*Stated problem*. Filter the entries below, keeping only lines with the word "fuerza".

*Excerpted records*.
=====

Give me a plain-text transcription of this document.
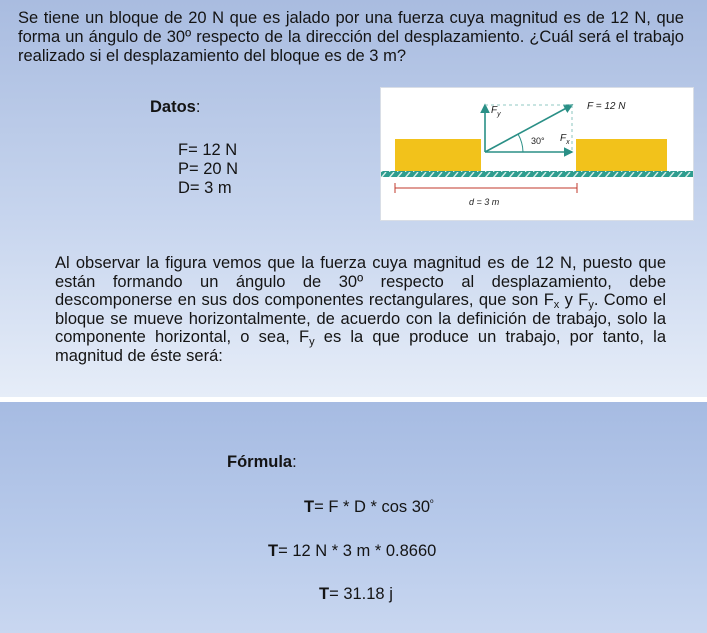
Se tiene un bloque de 20 N que es jalado por una fuerza cuya magnitud es de 12 N, que forma un ángulo de 30º respecto de la dirección del desplazamiento. ¿Cuál será el trabajo realizado si el desplazamiento del bloque es de 3 m?

Datos:
F= 12 N
P= 20 N
D= 3 m
$F_y$
F = 12 N
30° $F_x$
d = 3 m

Al observar la figura vemos que la fuerza cuya magnitud es de 12 N, puesto que están formando un ángulo de 30º respecto al desplazamiento, debe descomponerse en sus dos componentes rectangulares, que son $F_x$ y $F_y$. Como el bloque se mueve horizontalmente, de acuerdo con la definición de trabajo, solo la componente horizontal, o sea, $F_y$ es la que produce un trabajo, por tanto, la magnitud de éste será:

Fórmula:
$T= F * D * \cos 30^º$
T= 12 N * 3 m * 0.8660
T= 31.18 j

=====

*Full answer*.
Se tiene un bloque de 20 N que es jalado por una fuerza cuya magnitud es de 12 N, que forma un ángulo de 30º respecto de la dirección del desplazamiento. ¿Cuál será el trabajo realizado si el desplazamiento del bloque es de 3 m?
Al observar la figura vemos que la fuerza cuya magnitud es de 12 N, puesto que están formando un ángulo de 30º respecto al desplazamiento, debe descomponerse en sus dos componentes rectangulares, que son $F_x$ y $F_y$. Como el bloque se mueve horizontalmente, de acuerdo con la definición de trabajo, solo la componente horizontal, o sea, $F_y$ es la que produce un trabajo, por tanto, la magnitud de éste será:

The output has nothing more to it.